§ **Problem details**:
Reproduce the complete listing without any deviation.

§ **Data supplied**:
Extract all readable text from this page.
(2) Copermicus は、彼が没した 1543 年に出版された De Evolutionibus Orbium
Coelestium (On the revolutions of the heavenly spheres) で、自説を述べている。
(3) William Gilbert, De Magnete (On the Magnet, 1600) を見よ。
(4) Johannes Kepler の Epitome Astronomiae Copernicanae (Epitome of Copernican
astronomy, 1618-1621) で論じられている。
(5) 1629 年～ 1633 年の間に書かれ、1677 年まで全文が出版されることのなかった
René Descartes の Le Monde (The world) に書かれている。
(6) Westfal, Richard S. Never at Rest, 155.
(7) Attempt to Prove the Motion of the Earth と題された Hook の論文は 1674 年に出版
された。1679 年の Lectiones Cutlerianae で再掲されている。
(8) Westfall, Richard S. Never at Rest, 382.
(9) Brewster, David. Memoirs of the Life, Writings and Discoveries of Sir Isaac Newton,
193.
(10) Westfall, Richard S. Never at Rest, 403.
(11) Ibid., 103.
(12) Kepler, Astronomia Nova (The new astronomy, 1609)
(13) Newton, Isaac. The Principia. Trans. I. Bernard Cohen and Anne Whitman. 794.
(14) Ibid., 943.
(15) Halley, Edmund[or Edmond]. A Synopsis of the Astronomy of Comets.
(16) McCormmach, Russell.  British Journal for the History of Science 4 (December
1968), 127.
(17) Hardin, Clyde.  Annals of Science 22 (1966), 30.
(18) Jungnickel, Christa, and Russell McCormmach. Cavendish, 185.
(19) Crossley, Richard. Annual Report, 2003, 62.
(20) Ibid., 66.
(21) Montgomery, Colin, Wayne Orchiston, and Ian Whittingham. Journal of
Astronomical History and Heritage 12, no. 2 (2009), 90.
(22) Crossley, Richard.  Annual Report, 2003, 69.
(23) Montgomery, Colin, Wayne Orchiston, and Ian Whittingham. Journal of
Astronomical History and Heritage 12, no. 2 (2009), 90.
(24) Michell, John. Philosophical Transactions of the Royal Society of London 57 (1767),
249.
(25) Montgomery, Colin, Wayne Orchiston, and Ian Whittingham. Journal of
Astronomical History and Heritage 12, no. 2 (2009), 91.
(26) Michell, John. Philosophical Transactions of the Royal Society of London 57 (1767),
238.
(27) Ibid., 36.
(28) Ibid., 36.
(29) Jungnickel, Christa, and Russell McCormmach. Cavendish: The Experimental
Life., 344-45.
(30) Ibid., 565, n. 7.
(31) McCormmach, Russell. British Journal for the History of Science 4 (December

§ **Written answer**:
Extract all readable text from this page.
(2) Copermicus は、彼が没した 1543 年に出版された De Evolutionibus Orbium
Coelestium (On the revolutions of the heavenly spheres) で、自説を述べている。
(3) William Gilbert, De Magnete (On the Magnet, 1600) を見よ。
(4) Johannes Kepler の Epitome Astronomiae Copernicanae (Epitome of Copernican
astronomy, 1618-1621) で論じられている。
(5) 1629 年～ 1633 年の間に書かれ、1677 年まで全文が出版されることのなかった
René Descartes の Le Monde (The world) に書かれている。
(6) Westfal, Richard S. Never at Rest, 155.
(7) Attempt to Prove the Motion of the Earth と題された Hook の論文は 1674 年に出版
された。1679 年の Lectiones Cutlerianae で再掲されている。
(8) Westfall, Richard S. Never at Rest, 382.
(9) Brewster, David. Memoirs of the Life, Writings and Discoveries of Sir Isaac Newton,
193.
(10) Westfall, Richard S. Never at Rest, 403.
(11) Ibid., 103.
(12) Kepler, Astronomia Nova (The new astronomy, 1609)
(13) Newton, Isaac. The Principia. Trans. I. Bernard Cohen and Anne Whitman. 794.
(14) Ibid., 943.
(15) Halley, Edmund[or Edmond]. A Synopsis of the Astronomy of Comets.
(16) McCormmach, Russell.  British Journal for the History of Science 4 (December
1968), 127.
(17) Hardin, Clyde.  Annals of Science 22 (1966), 30.
(18) Jungnickel, Christa, and Russell McCormmach. Cavendish, 185.
(19) Crossley, Richard. Annual Report, 2003, 62.
(20) Ibid., 66.
(21) Montgomery, Colin, Wayne Orchiston, and Ian Whittingham. Journal of
Astronomical History and Heritage 12, no. 2 (2009), 90.
(22) Crossley, Richard.  Annual Report, 2003, 69.
(23) Montgomery, Colin, Wayne Orchiston, and Ian Whittingham. Journal of
Astronomical History and Heritage 12, no. 2 (2009), 90.
(24) Michell, John. Philosophical Transactions of the Royal Society of London 57 (1767),
249.
(25) Montgomery, Colin, Wayne Orchiston, and Ian Whittingham. Journal of
Astronomical History and Heritage 12, no. 2 (2009), 91.
(26) Michell, John. Philosophical Transactions of the Royal Society of London 57 (1767),
238.
(27) Ibid., 36.
(28) Ibid., 36.
(29) Jungnickel, Christa, and Russell McCormmach. Cavendish: The Experimental
Life., 344-45.
(30) Ibid., 565, n. 7.
(31) McCormmach, Russell. British Journal for the History of Science 4 (December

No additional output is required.